* [PROMPT]:
Set down every entry word for word. Omit the pictures.

[Stored entries]
☆ ☆ ☆

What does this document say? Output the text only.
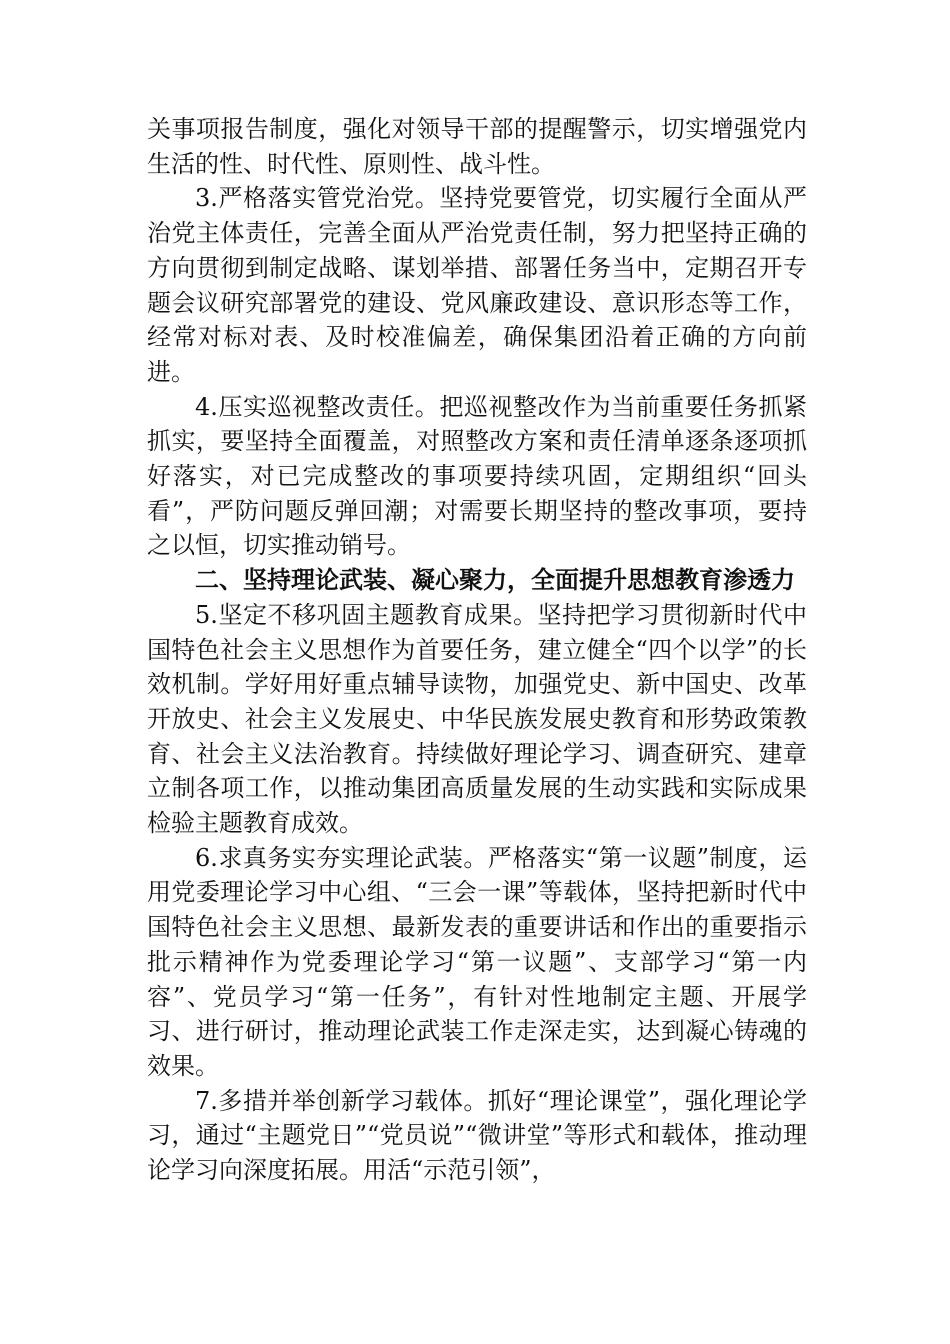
关事项报告制度，强化对领导干部的提醒警示，切实增强党内生活的性、时代性、原则性、战斗性。

3.严格落实管党治党。坚持党要管党，切实履行全面从严治党主体责任，完善全面从严治党责任制，努力把坚持正确的方向贯彻到制定战略、谋划举措、部署任务当中，定期召开专题会议研究部署党的建设、党风廉政建设、意识形态等工作，经常对标对表、及时校准偏差，确保集团沿着正确的方向前进。

4.压实巡视整改责任。把巡视整改作为当前重要任务抓紧抓实，要坚持全面覆盖，对照整改方案和责任清单逐条逐项抓好落实，对已完成整改的事项要持续巩固，定期组织“回头看”，严防问题反弹回潮；对需要长期坚持的整改事项，要持之以恒，切实推动销号。

二、坚持理论武装、凝心聚力，全面提升思想教育渗透力

5.坚定不移巩固主题教育成果。坚持把学习贯彻新时代中国特色社会主义思想作为首要任务，建立健全“四个以学”的长效机制。学好用好重点辅导读物，加强党史、新中国史、改革开放史、社会主义发展史、中华民族发展史教育和形势政策教育、社会主义法治教育。持续做好理论学习、调查研究、建章立制各项工作，以推动集团高质量发展的生动实践和实际成果检验主题教育成效。

6.求真务实夯实理论武装。严格落实“第一议题”制度，运用党委理论学习中心组、“三会一课”等载体，坚持把新时代中国特色社会主义思想、最新发表的重要讲话和作出的重要指示批示精神作为党委理论学习“第一议题”、支部学习“第一内容”、党员学习“第一任务”，有针对性地制定主题、开展学习、进行研讨，推动理论武装工作走深走实，达到凝心铸魂的效果。

7.多措并举创新学习载体。抓好“理论课堂”，强化理论学习，通过“主题党日”“党员说”“微讲堂”等形式和载体，推动理论学习向深度拓展。用活“示范引领”，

☆ ☆ ☆

* [ANSWER TO THIS PROBLEM]:
What does this document say? Output the text only.
关事项报告制度，强化对领导干部的提醒警示，切实增强党内生活的性、时代性、原则性、战斗性。

3.严格落实管党治党。坚持党要管党，切实履行全面从严治党主体责任，完善全面从严治党责任制，努力把坚持正确的方向贯彻到制定战略、谋划举措、部署任务当中，定期召开专题会议研究部署党的建设、党风廉政建设、意识形态等工作，经常对标对表、及时校准偏差，确保集团沿着正确的方向前进。

4.压实巡视整改责任。把巡视整改作为当前重要任务抓紧抓实，要坚持全面覆盖，对照整改方案和责任清单逐条逐项抓好落实，对已完成整改的事项要持续巩固，定期组织“回头看”，严防问题反弹回潮；对需要长期坚持的整改事项，要持之以恒，切实推动销号。

二、坚持理论武装、凝心聚力，全面提升思想教育渗透力

5.坚定不移巩固主题教育成果。坚持把学习贯彻新时代中国特色社会主义思想作为首要任务，建立健全“四个以学”的长效机制。学好用好重点辅导读物，加强党史、新中国史、改革开放史、社会主义发展史、中华民族发展史教育和形势政策教育、社会主义法治教育。持续做好理论学习、调查研究、建章立制各项工作，以推动集团高质量发展的生动实践和实际成果检验主题教育成效。

6.求真务实夯实理论武装。严格落实“第一议题”制度，运用党委理论学习中心组、“三会一课”等载体，坚持把新时代中国特色社会主义思想、最新发表的重要讲话和作出的重要指示批示精神作为党委理论学习“第一议题”、支部学习“第一内容”、党员学习“第一任务”，有针对性地制定主题、开展学习、进行研讨，推动理论武装工作走深走实，达到凝心铸魂的效果。

7.多措并举创新学习载体。抓好“理论课堂”，强化理论学习，通过“主题党日”“党员说”“微讲堂”等形式和载体，推动理论学习向深度拓展。用活“示范引领”，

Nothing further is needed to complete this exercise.